● **WRITTEN PROBLEM**
Locate the word "Week" in the material, then show every line that holds it.

● **ENTRIES**
start

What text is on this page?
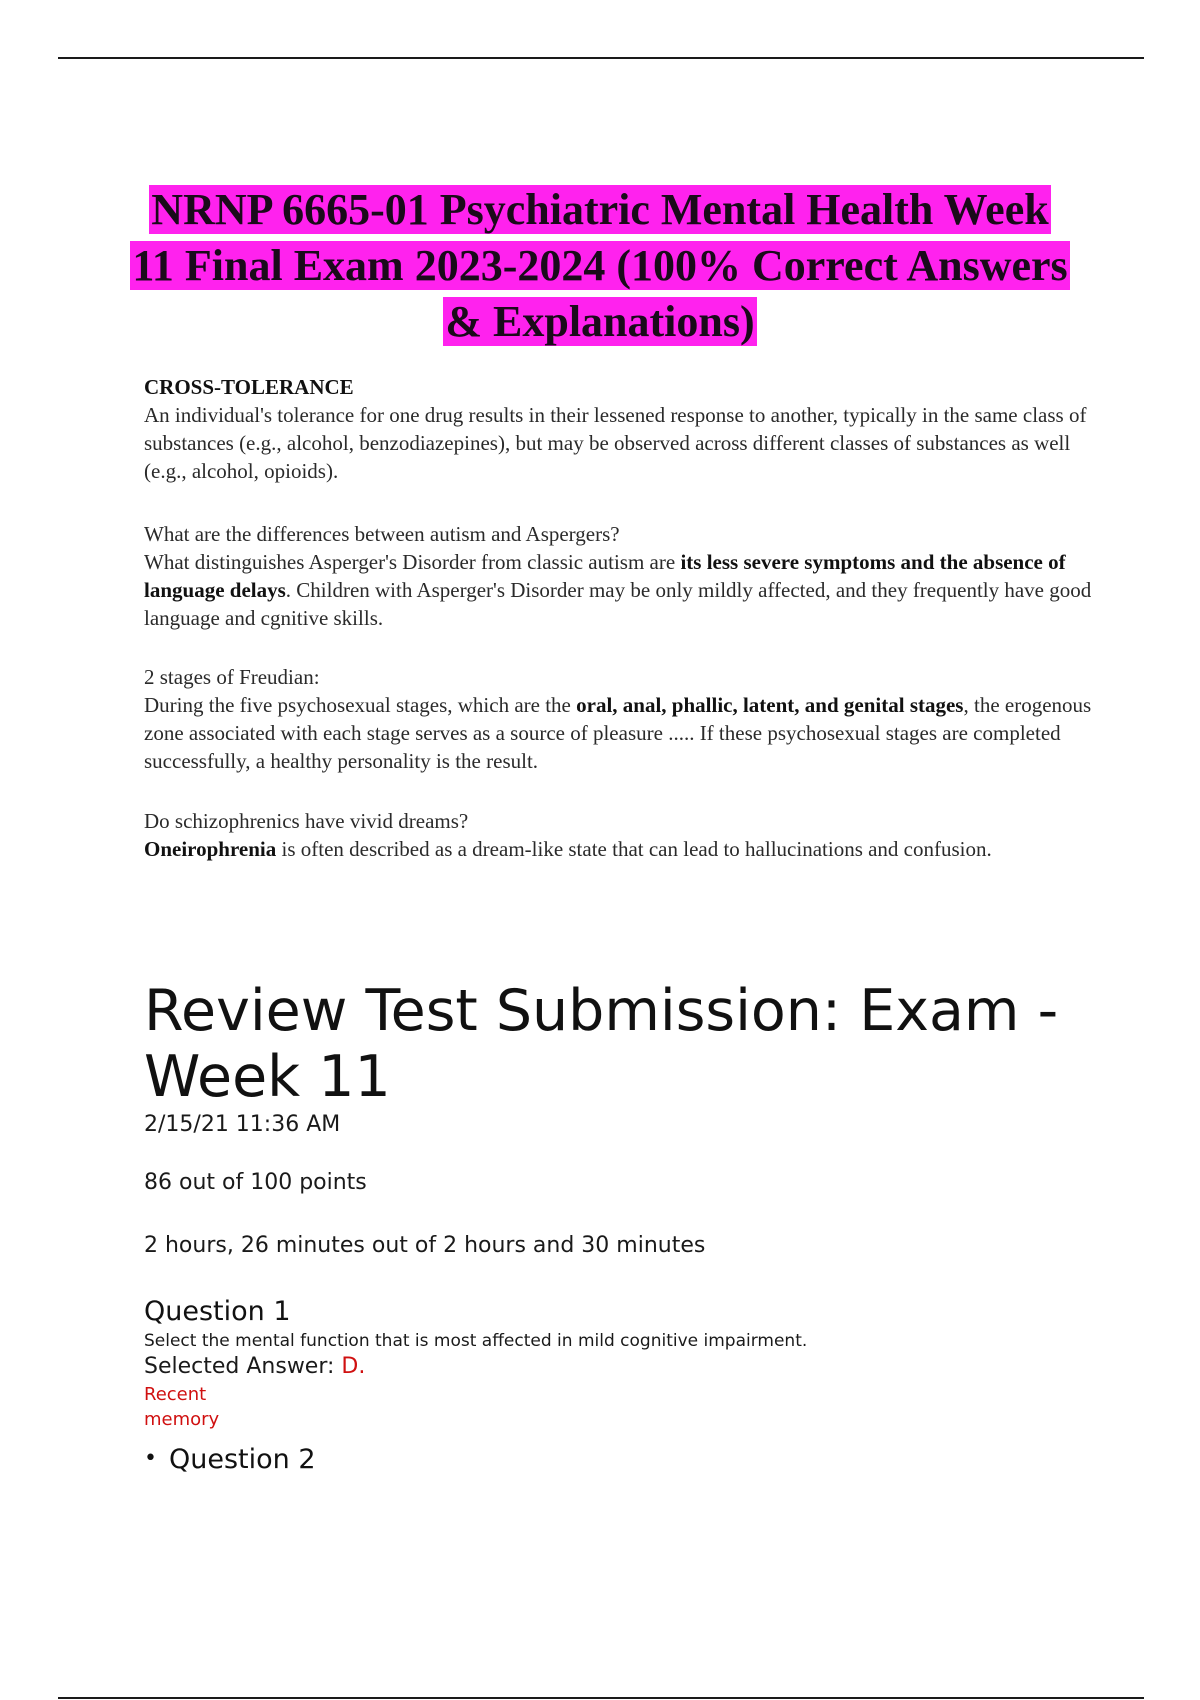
NRNP 6665-01 Psychiatric Mental Health Week
11 Final Exam 2023-2024 (100% Correct Answers
& Explanations)

CROSS-TOLERANCE

An individual's tolerance for one drug results in their lessened response to another, typically in the same class of substances (e.g., alcohol, benzodiazepines), but may be observed across different classes of substances as well (e.g., alcohol, opioids).

What are the differences between autism and Aspergers?

What distinguishes Asperger's Disorder from classic autism are its less severe symptoms and the absence of language delays. Children with Asperger's Disorder may be only mildly affected, and they frequently have good language and cgnitive skills.

2 stages of Freudian:

During the five psychosexual stages, which are the oral, anal, phallic, latent, and genital stages, the erogenous zone associated with each stage serves as a source of pleasure ..... If these psychosexual stages are completed successfully, a healthy personality is the result.

Do schizophrenics have vivid dreams?

Oneirophrenia is often described as a dream-like state that can lead to hallucinations and confusion.

Review Test Submission: Exam - Week 11
2/15/21 11:36 AM
86 out of 100 points
2 hours, 26 minutes out of 2 hours and 30 minutes
Question 1
Select the mental function that is most affected in mild cognitive impairment.
Selected Answer: D.
Recent memory
• Question 2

end

● **RIGHT ANSWER**
NRNP 6665-01 Psychiatric Mental Health Week
Review Test Submission: Exam - Week 11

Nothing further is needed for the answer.